**Task to carry out**
Omit the pictures and return every entry exactly as written.

-*-

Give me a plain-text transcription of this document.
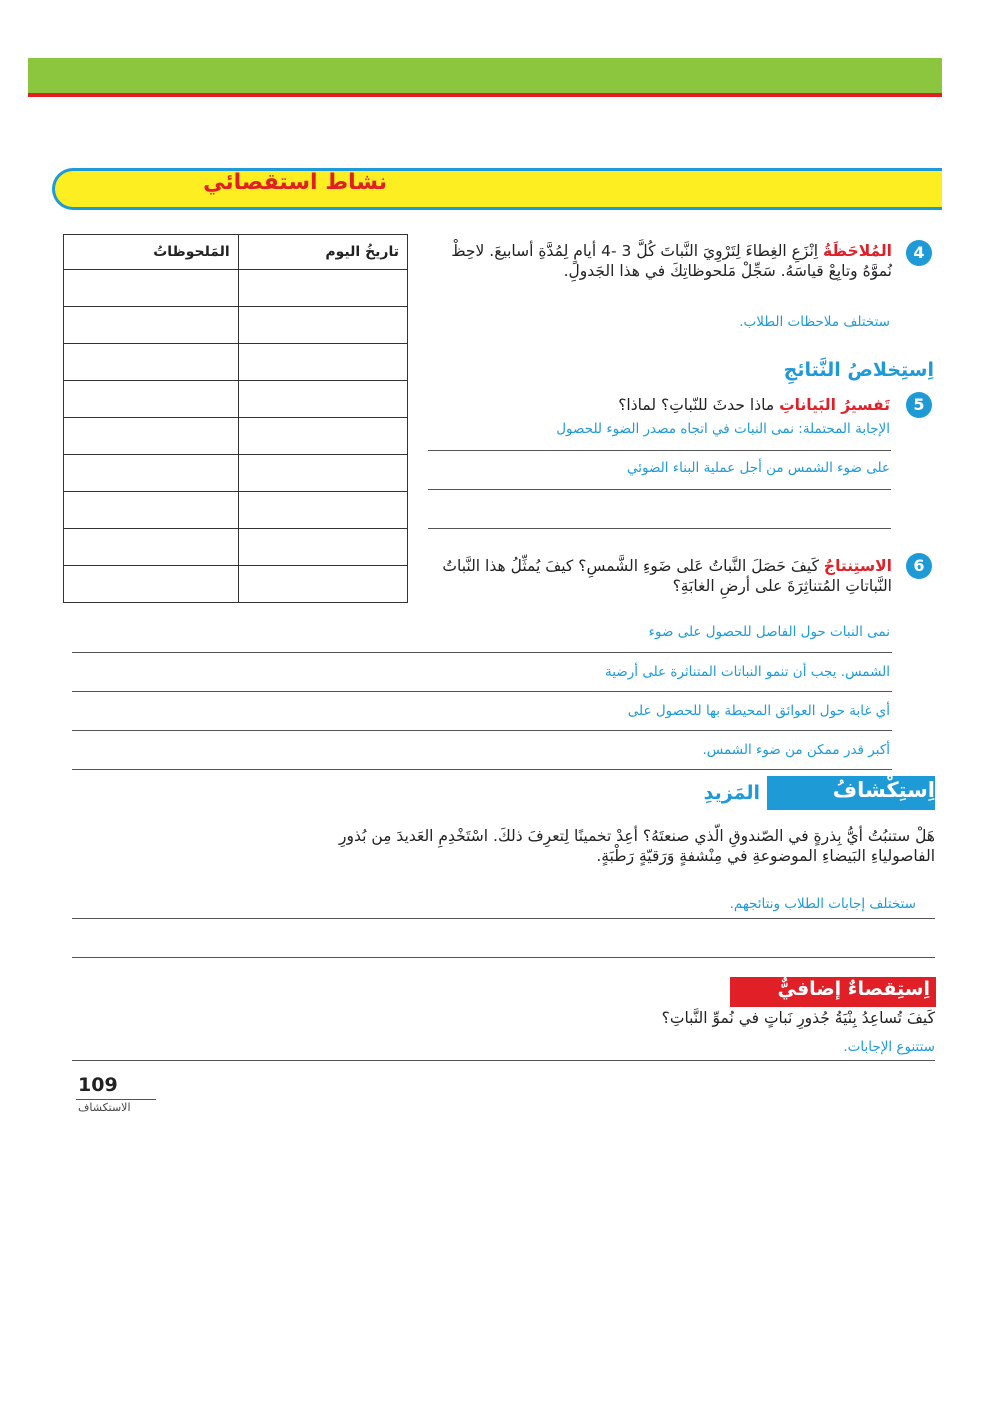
نشاط استقصائي
المَلحوظاتُ	تاريخُ اليوم

		4
المُلاحَظَةُ اِنْزَعِ الغِطاءَ لِتَرْوِيَ النَّباتَ كُلَّ 3 -4 أيامٍ لِمُدَّةِ أسابيعَ. لاحِظْ نُموَّهُ وتابِعْ قياسَهُ. سَجِّلْ مَلحوظاتِكَ في هذا الجَدولِ.
ستختلف ملاحظات الطلاب.
اِستِخلاصُ النَّتائجِ
5
تَفسيرُ البَياناتِ ماذا حدثَ للنّباتِ؟ لماذا؟
الإجابة المحتملة: نمى النبات في اتجاه مصدر الضوء للحصول
على ضوء الشمس من أجل عملية البناء الضوئي
6
الاستِنتاجُ كَيفَ حَصَلَ النَّباتُ عَلى ضَوءِ الشَّمسِ؟ كيفَ يُمثِّلُ هذا النَّباتُ النَّباتاتِ المُتناثِرَةَ على أرضِ الغابَةِ؟
نمى النبات حول الفاصل للحصول على ضوء
الشمس. يجب أن تنمو النباتات المتناثرة على أرضية
أي غابة حول العوائق المحيطة بها للحصول على
أكبر قدر ممكن من ضوء الشمس.
اِستِكْشافُ
المَزيدِ
هَلْ ستنبُتُ أيُّ بِذرةٍ في الصّندوقِ الّذي صنعتَهُ؟ أعِدْ تخمينًا لِتعرِفَ ذلكَ. اسْتَخْدِمِ العَديدَ مِن بُذورِ الفاصولياءِ البَيضاءِ الموضوعةِ في مِنْشفةٍ وَرَقيّةٍ رَطْبَةٍ.
ستختلف إجابات الطلاب ونتائجهم.
اِستِقصاءٌ إضافيٌّ
كَيفَ تُساعِدُ بِنْيَةُ جُذورِ نَباتٍ في نُموِّ النَّباتِ؟
ستتنوع الإجابات.
109
الاستكشاف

-*-

**Correct output**
Give me a plain-text transcription of this document.
نشاط استقصائي
المَلحوظاتُ	تاريخُ اليوم

		4
المُلاحَظَةُ اِنْزَعِ الغِطاءَ لِتَرْوِيَ النَّباتَ كُلَّ 3 -4 أيامٍ لِمُدَّةِ أسابيعَ. لاحِظْ نُموَّهُ وتابِعْ قياسَهُ. سَجِّلْ مَلحوظاتِكَ في هذا الجَدولِ.
ستختلف ملاحظات الطلاب.
اِستِخلاصُ النَّتائجِ
5
تَفسيرُ البَياناتِ ماذا حدثَ للنّباتِ؟ لماذا؟
الإجابة المحتملة: نمى النبات في اتجاه مصدر الضوء للحصول
على ضوء الشمس من أجل عملية البناء الضوئي
6
الاستِنتاجُ كَيفَ حَصَلَ النَّباتُ عَلى ضَوءِ الشَّمسِ؟ كيفَ يُمثِّلُ هذا النَّباتُ النَّباتاتِ المُتناثِرَةَ على أرضِ الغابَةِ؟
نمى النبات حول الفاصل للحصول على ضوء
الشمس. يجب أن تنمو النباتات المتناثرة على أرضية
أي غابة حول العوائق المحيطة بها للحصول على
أكبر قدر ممكن من ضوء الشمس.
اِستِكْشافُ
المَزيدِ
هَلْ ستنبُتُ أيُّ بِذرةٍ في الصّندوقِ الّذي صنعتَهُ؟ أعِدْ تخمينًا لِتعرِفَ ذلكَ. اسْتَخْدِمِ العَديدَ مِن بُذورِ الفاصولياءِ البَيضاءِ الموضوعةِ في مِنْشفةٍ وَرَقيّةٍ رَطْبَةٍ.
ستختلف إجابات الطلاب ونتائجهم.
اِستِقصاءٌ إضافيٌّ
كَيفَ تُساعِدُ بِنْيَةُ جُذورِ نَباتٍ في نُموِّ النَّباتِ؟
ستتنوع الإجابات.
109
الاستكشاف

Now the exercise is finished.